**DATA SUPPLIED**
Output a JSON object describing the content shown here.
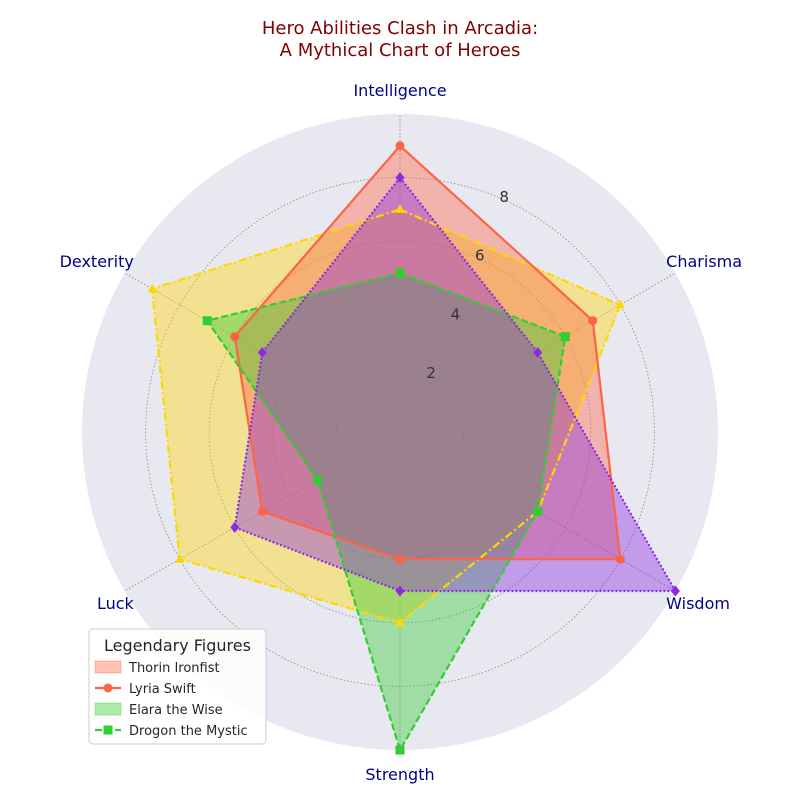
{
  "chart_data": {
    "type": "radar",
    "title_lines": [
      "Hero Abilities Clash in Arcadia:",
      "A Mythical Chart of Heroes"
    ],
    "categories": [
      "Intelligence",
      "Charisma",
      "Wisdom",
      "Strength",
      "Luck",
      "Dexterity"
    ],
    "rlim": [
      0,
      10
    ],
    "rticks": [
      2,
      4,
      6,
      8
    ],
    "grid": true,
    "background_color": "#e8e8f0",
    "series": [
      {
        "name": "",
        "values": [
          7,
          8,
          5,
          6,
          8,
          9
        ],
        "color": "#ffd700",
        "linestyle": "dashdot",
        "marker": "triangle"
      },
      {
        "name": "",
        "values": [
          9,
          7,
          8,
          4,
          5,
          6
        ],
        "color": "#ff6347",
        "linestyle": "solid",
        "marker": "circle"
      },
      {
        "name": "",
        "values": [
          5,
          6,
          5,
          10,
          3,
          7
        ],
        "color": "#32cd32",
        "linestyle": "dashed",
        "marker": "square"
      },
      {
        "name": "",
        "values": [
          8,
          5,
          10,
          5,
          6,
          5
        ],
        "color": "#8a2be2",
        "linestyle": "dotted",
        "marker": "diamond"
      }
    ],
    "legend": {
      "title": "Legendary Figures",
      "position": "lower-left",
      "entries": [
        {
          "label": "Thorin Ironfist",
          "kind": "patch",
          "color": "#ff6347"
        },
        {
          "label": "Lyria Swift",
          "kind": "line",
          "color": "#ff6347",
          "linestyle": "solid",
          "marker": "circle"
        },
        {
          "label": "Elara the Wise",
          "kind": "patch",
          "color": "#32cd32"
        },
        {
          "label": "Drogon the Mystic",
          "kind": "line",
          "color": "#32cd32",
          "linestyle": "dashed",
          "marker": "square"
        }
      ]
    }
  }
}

**REQUEST**
Gather all lines with the string "marker" from the data.

**RESPONSE BELOW**
        "marker": "triangle"
        "marker": "circle"
        "marker": "square"
        "marker": "diamond"
          "marker": "circle"
          "marker": "square"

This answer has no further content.